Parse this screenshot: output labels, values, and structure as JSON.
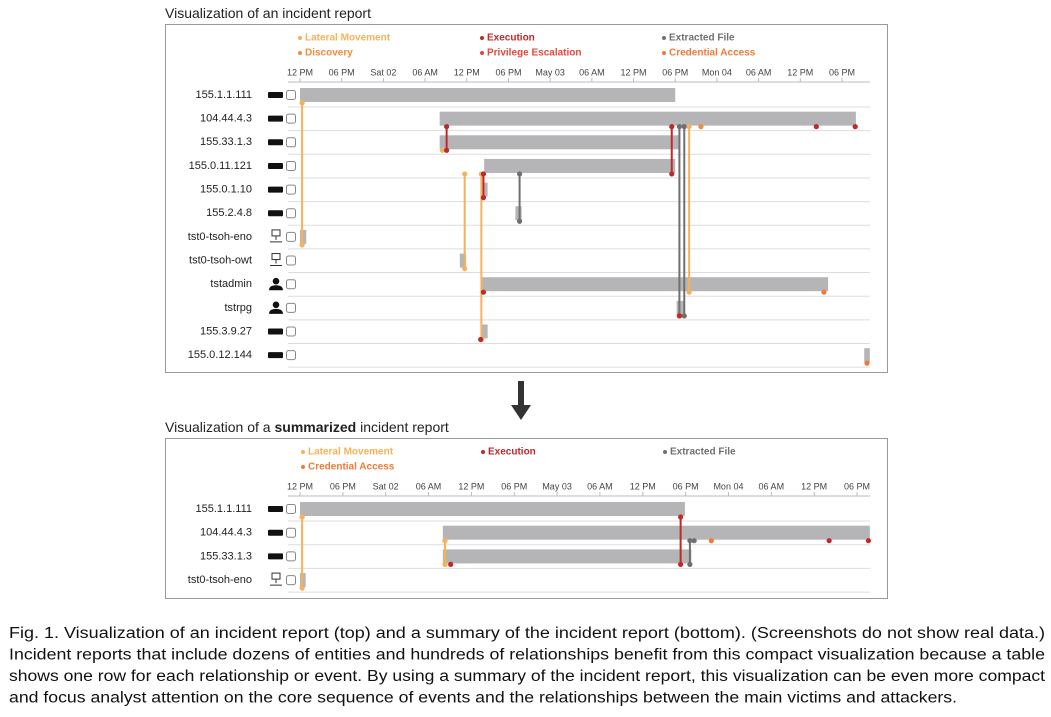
{
  "panels": [
    {
      "title": [
        "Visualization of an incident report"
      ],
      "legend": [
        {
          "name": "Lateral Movement",
          "color": "#f6b25a"
        },
        {
          "name": "Execution",
          "color": "#c0292b"
        },
        {
          "name": "Extracted File",
          "color": "#707070"
        },
        {
          "name": "Discovery",
          "color": "#f28c3a"
        },
        {
          "name": "Privilege Escalation",
          "color": "#e2483d"
        },
        {
          "name": "Credential Access",
          "color": "#f07a3a"
        }
      ],
      "xlim": [
        0,
        78
      ],
      "xticks": [
        {
          "value": 0,
          "label": "12 PM"
        },
        {
          "value": 6,
          "label": "06 PM"
        },
        {
          "value": 12,
          "label": "Sat 02"
        },
        {
          "value": 18,
          "label": "06 AM"
        },
        {
          "value": 24,
          "label": "12 PM"
        },
        {
          "value": 30,
          "label": "06 PM"
        },
        {
          "value": 36,
          "label": "May 03"
        },
        {
          "value": 42,
          "label": "06 AM"
        },
        {
          "value": 48,
          "label": "12 PM"
        },
        {
          "value": 54,
          "label": "06 PM"
        },
        {
          "value": 60,
          "label": "Mon 04"
        },
        {
          "value": 66,
          "label": "06 AM"
        },
        {
          "value": 72,
          "label": "12 PM"
        },
        {
          "value": 78,
          "label": "06 PM"
        }
      ],
      "rows": [
        {
          "label": "155.1.1.111",
          "icon": "ip",
          "bar": [
            0,
            54
          ]
        },
        {
          "label": "104.44.4.3",
          "icon": "ip",
          "bar": [
            20.1,
            80
          ]
        },
        {
          "label": "155.33.1.3",
          "icon": "ip",
          "bar": [
            20.1,
            54.7
          ]
        },
        {
          "label": "155.0.11.121",
          "icon": "ip",
          "bar": [
            26.5,
            54
          ]
        },
        {
          "label": "155.0.1.10",
          "icon": "ip",
          "bar": [
            26.3,
            27
          ]
        },
        {
          "label": "155.2.4.8",
          "icon": "ip",
          "bar": [
            31,
            31.9
          ]
        },
        {
          "label": "tst0-tsoh-eno",
          "icon": "host",
          "bar": [
            0,
            0.9
          ]
        },
        {
          "label": "tst0-tsoh-owt",
          "icon": "host",
          "bar": [
            23,
            23.9
          ]
        },
        {
          "label": "tstadmin",
          "icon": "user",
          "bar": [
            26.1,
            76
          ]
        },
        {
          "label": "tstrpg",
          "icon": "user",
          "bar": [
            54.2,
            55.2
          ]
        },
        {
          "label": "155.3.9.27",
          "icon": "ip",
          "bar": [
            26.1,
            27
          ]
        },
        {
          "label": "155.0.12.144",
          "icon": "ip",
          "bar": [
            81.2,
            82
          ]
        }
      ],
      "events": [
        {
          "type": 0,
          "x": 0.3,
          "rows": [
            0,
            6
          ]
        },
        {
          "type": 0,
          "x": 20.5,
          "rows": [
            2,
            2
          ]
        },
        {
          "type": 1,
          "x": 21.1,
          "rows": [
            1,
            2
          ]
        },
        {
          "type": 0,
          "x": 23.7,
          "rows": [
            3,
            7
          ]
        },
        {
          "type": 0,
          "x": 26.1,
          "rows": [
            3,
            10
          ]
        },
        {
          "type": 1,
          "x": 26.4,
          "rows": [
            3,
            4
          ]
        },
        {
          "type": 2,
          "x": 31.6,
          "rows": [
            3,
            5
          ]
        },
        {
          "type": 1,
          "x": 53.5,
          "rows": [
            1,
            3
          ]
        },
        {
          "type": 2,
          "x": 54.6,
          "rows": [
            1,
            9
          ]
        },
        {
          "type": 2,
          "x": 55.3,
          "rows": [
            1,
            9
          ]
        },
        {
          "type": 0,
          "x": 56,
          "rows": [
            1,
            8
          ]
        },
        {
          "type": 3,
          "x": 57.7,
          "rows": [
            1,
            1
          ]
        },
        {
          "type": 1,
          "x": 74.3,
          "rows": [
            1,
            1
          ]
        },
        {
          "type": 1,
          "x": 79.9,
          "rows": [
            1,
            1
          ]
        },
        {
          "type": 1,
          "x": 26.4,
          "rows": [
            8,
            8
          ]
        },
        {
          "type": 5,
          "x": 75.4,
          "rows": [
            8,
            8
          ]
        },
        {
          "type": 1,
          "x": 54.6,
          "rows": [
            9,
            9
          ]
        },
        {
          "type": 1,
          "x": 26,
          "rows": [
            10,
            10
          ]
        },
        {
          "type": 5,
          "x": 81.6,
          "rows": [
            11,
            11
          ]
        }
      ]
    },
    {
      "title": [
        "Visualization of a ",
        "summarized",
        " incident report"
      ],
      "legend": [
        {
          "name": "Lateral Movement",
          "color": "#f6b25a"
        },
        {
          "name": "Execution",
          "color": "#c0292b"
        },
        {
          "name": "Extracted File",
          "color": "#707070"
        },
        {
          "name": "Credential Access",
          "color": "#f07a3a"
        }
      ],
      "xlim": [
        0,
        78
      ],
      "xticks": [
        {
          "value": 0,
          "label": "12 PM"
        },
        {
          "value": 6,
          "label": "06 PM"
        },
        {
          "value": 12,
          "label": "Sat 02"
        },
        {
          "value": 18,
          "label": "06 AM"
        },
        {
          "value": 24,
          "label": "12 PM"
        },
        {
          "value": 30,
          "label": "06 PM"
        },
        {
          "value": 36,
          "label": "May 03"
        },
        {
          "value": 42,
          "label": "06 AM"
        },
        {
          "value": 48,
          "label": "12 PM"
        },
        {
          "value": 54,
          "label": "06 PM"
        },
        {
          "value": 60,
          "label": "Mon 04"
        },
        {
          "value": 66,
          "label": "06 AM"
        },
        {
          "value": 72,
          "label": "12 PM"
        },
        {
          "value": 78,
          "label": "06 PM"
        }
      ],
      "rows": [
        {
          "label": "155.1.1.111",
          "icon": "ip",
          "bar": [
            0,
            53.9
          ]
        },
        {
          "label": "104.44.4.3",
          "icon": "ip",
          "bar": [
            20,
            79.8
          ]
        },
        {
          "label": "155.33.1.3",
          "icon": "ip",
          "bar": [
            20,
            54.8
          ]
        },
        {
          "label": "tst0-tsoh-eno",
          "icon": "host",
          "bar": [
            0,
            0.8
          ]
        }
      ],
      "events": [
        {
          "type": 0,
          "x": 0.3,
          "rows": [
            0,
            3
          ]
        },
        {
          "type": 0,
          "x": 20.3,
          "rows": [
            1,
            2
          ]
        },
        {
          "type": 1,
          "x": 21.1,
          "rows": [
            2,
            2
          ]
        },
        {
          "type": 1,
          "x": 53.3,
          "rows": [
            0,
            2
          ]
        },
        {
          "type": 2,
          "x": 54.6,
          "rows": [
            1,
            2
          ]
        },
        {
          "type": 2,
          "x": 55.2,
          "rows": [
            1,
            1
          ]
        },
        {
          "type": 3,
          "x": 57.6,
          "rows": [
            1,
            1
          ]
        },
        {
          "type": 1,
          "x": 74.1,
          "rows": [
            1,
            1
          ]
        },
        {
          "type": 1,
          "x": 79.6,
          "rows": [
            1,
            1
          ]
        }
      ]
    }
  ],
  "caption": [
    "Fig. 1. Visualization of an incident report (top) and a summary of the incident report (bottom). (Screenshots do not show real data.)",
    "Incident reports that include dozens of entities and hundreds of relationships benefit from this compact visualization because a table",
    "shows one row for each relationship or event. By using a summary of the incident report, this visualization can be even more compact",
    "and focus analyst attention on the core sequence of events and the relationships between the main victims and attackers."
  ]
}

* * * *

**Work to complete**. Copy the records above exactly, leaving out every picture.

**Reply**.
Parse this screenshot: output labels, values, and structure as JSON.
{
  "panels": [
    {
      "title": [
        "Visualization of an incident report"
      ],
      "legend": [
        {
          "name": "Lateral Movement",
          "color": "#f6b25a"
        },
        {
          "name": "Execution",
          "color": "#c0292b"
        },
        {
          "name": "Extracted File",
          "color": "#707070"
        },
        {
          "name": "Discovery",
          "color": "#f28c3a"
        },
        {
          "name": "Privilege Escalation",
          "color": "#e2483d"
        },
        {
          "name": "Credential Access",
          "color": "#f07a3a"
        }
      ],
      "xlim": [
        0,
        78
      ],
      "xticks": [
        {
          "value": 0,
          "label": "12 PM"
        },
        {
          "value": 6,
          "label": "06 PM"
        },
        {
          "value": 12,
          "label": "Sat 02"
        },
        {
          "value": 18,
          "label": "06 AM"
        },
        {
          "value": 24,
          "label": "12 PM"
        },
        {
          "value": 30,
          "label": "06 PM"
        },
        {
          "value": 36,
          "label": "May 03"
        },
        {
          "value": 42,
          "label": "06 AM"
        },
        {
          "value": 48,
          "label": "12 PM"
        },
        {
          "value": 54,
          "label": "06 PM"
        },
        {
          "value": 60,
          "label": "Mon 04"
        },
        {
          "value": 66,
          "label": "06 AM"
        },
        {
          "value": 72,
          "label": "12 PM"
        },
        {
          "value": 78,
          "label": "06 PM"
        }
      ],
      "rows": [
        {
          "label": "155.1.1.111",
          "icon": "ip",
          "bar": [
            0,
            54
          ]
        },
        {
          "label": "104.44.4.3",
          "icon": "ip",
          "bar": [
            20.1,
            80
          ]
        },
        {
          "label": "155.33.1.3",
          "icon": "ip",
          "bar": [
            20.1,
            54.7
          ]
        },
        {
          "label": "155.0.11.121",
          "icon": "ip",
          "bar": [
            26.5,
            54
          ]
        },
        {
          "label": "155.0.1.10",
          "icon": "ip",
          "bar": [
            26.3,
            27
          ]
        },
        {
          "label": "155.2.4.8",
          "icon": "ip",
          "bar": [
            31,
            31.9
          ]
        },
        {
          "label": "tst0-tsoh-eno",
          "icon": "host",
          "bar": [
            0,
            0.9
          ]
        },
        {
          "label": "tst0-tsoh-owt",
          "icon": "host",
          "bar": [
            23,
            23.9
          ]
        },
        {
          "label": "tstadmin",
          "icon": "user",
          "bar": [
            26.1,
            76
          ]
        },
        {
          "label": "tstrpg",
          "icon": "user",
          "bar": [
            54.2,
            55.2
          ]
        },
        {
          "label": "155.3.9.27",
          "icon": "ip",
          "bar": [
            26.1,
            27
          ]
        },
        {
          "label": "155.0.12.144",
          "icon": "ip",
          "bar": [
            81.2,
            82
          ]
        }
      ],
      "events": [
        {
          "type": 0,
          "x": 0.3,
          "rows": [
            0,
            6
          ]
        },
        {
          "type": 0,
          "x": 20.5,
          "rows": [
            2,
            2
          ]
        },
        {
          "type": 1,
          "x": 21.1,
          "rows": [
            1,
            2
          ]
        },
        {
          "type": 0,
          "x": 23.7,
          "rows": [
            3,
            7
          ]
        },
        {
          "type": 0,
          "x": 26.1,
          "rows": [
            3,
            10
          ]
        },
        {
          "type": 1,
          "x": 26.4,
          "rows": [
            3,
            4
          ]
        },
        {
          "type": 2,
          "x": 31.6,
          "rows": [
            3,
            5
          ]
        },
        {
          "type": 1,
          "x": 53.5,
          "rows": [
            1,
            3
          ]
        },
        {
          "type": 2,
          "x": 54.6,
          "rows": [
            1,
            9
          ]
        },
        {
          "type": 2,
          "x": 55.3,
          "rows": [
            1,
            9
          ]
        },
        {
          "type": 0,
          "x": 56,
          "rows": [
            1,
            8
          ]
        },
        {
          "type": 3,
          "x": 57.7,
          "rows": [
            1,
            1
          ]
        },
        {
          "type": 1,
          "x": 74.3,
          "rows": [
            1,
            1
          ]
        },
        {
          "type": 1,
          "x": 79.9,
          "rows": [
            1,
            1
          ]
        },
        {
          "type": 1,
          "x": 26.4,
          "rows": [
            8,
            8
          ]
        },
        {
          "type": 5,
          "x": 75.4,
          "rows": [
            8,
            8
          ]
        },
        {
          "type": 1,
          "x": 54.6,
          "rows": [
            9,
            9
          ]
        },
        {
          "type": 1,
          "x": 26,
          "rows": [
            10,
            10
          ]
        },
        {
          "type": 5,
          "x": 81.6,
          "rows": [
            11,
            11
          ]
        }
      ]
    },
    {
      "title": [
        "Visualization of a ",
        "summarized",
        " incident report"
      ],
      "legend": [
        {
          "name": "Lateral Movement",
          "color": "#f6b25a"
        },
        {
          "name": "Execution",
          "color": "#c0292b"
        },
        {
          "name": "Extracted File",
          "color": "#707070"
        },
        {
          "name": "Credential Access",
          "color": "#f07a3a"
        }
      ],
      "xlim": [
        0,
        78
      ],
      "xticks": [
        {
          "value": 0,
          "label": "12 PM"
        },
        {
          "value": 6,
          "label": "06 PM"
        },
        {
          "value": 12,
          "label": "Sat 02"
        },
        {
          "value": 18,
          "label": "06 AM"
        },
        {
          "value": 24,
          "label": "12 PM"
        },
        {
          "value": 30,
          "label": "06 PM"
        },
        {
          "value": 36,
          "label": "May 03"
        },
        {
          "value": 42,
          "label": "06 AM"
        },
        {
          "value": 48,
          "label": "12 PM"
        },
        {
          "value": 54,
          "label": "06 PM"
        },
        {
          "value": 60,
          "label": "Mon 04"
        },
        {
          "value": 66,
          "label": "06 AM"
        },
        {
          "value": 72,
          "label": "12 PM"
        },
        {
          "value": 78,
          "label": "06 PM"
        }
      ],
      "rows": [
        {
          "label": "155.1.1.111",
          "icon": "ip",
          "bar": [
            0,
            53.9
          ]
        },
        {
          "label": "104.44.4.3",
          "icon": "ip",
          "bar": [
            20,
            79.8
          ]
        },
        {
          "label": "155.33.1.3",
          "icon": "ip",
          "bar": [
            20,
            54.8
          ]
        },
        {
          "label": "tst0-tsoh-eno",
          "icon": "host",
          "bar": [
            0,
            0.8
          ]
        }
      ],
      "events": [
        {
          "type": 0,
          "x": 0.3,
          "rows": [
            0,
            3
          ]
        },
        {
          "type": 0,
          "x": 20.3,
          "rows": [
            1,
            2
          ]
        },
        {
          "type": 1,
          "x": 21.1,
          "rows": [
            2,
            2
          ]
        },
        {
          "type": 1,
          "x": 53.3,
          "rows": [
            0,
            2
          ]
        },
        {
          "type": 2,
          "x": 54.6,
          "rows": [
            1,
            2
          ]
        },
        {
          "type": 2,
          "x": 55.2,
          "rows": [
            1,
            1
          ]
        },
        {
          "type": 3,
          "x": 57.6,
          "rows": [
            1,
            1
          ]
        },
        {
          "type": 1,
          "x": 74.1,
          "rows": [
            1,
            1
          ]
        },
        {
          "type": 1,
          "x": 79.6,
          "rows": [
            1,
            1
          ]
        }
      ]
    }
  ],
  "caption": [
    "Fig. 1. Visualization of an incident report (top) and a summary of the incident report (bottom). (Screenshots do not show real data.)",
    "Incident reports that include dozens of entities and hundreds of relationships benefit from this compact visualization because a table",
    "shows one row for each relationship or event. By using a summary of the incident report, this visualization can be even more compact",
    "and focus analyst attention on the core sequence of events and the relationships between the main victims and attackers."
  ]
}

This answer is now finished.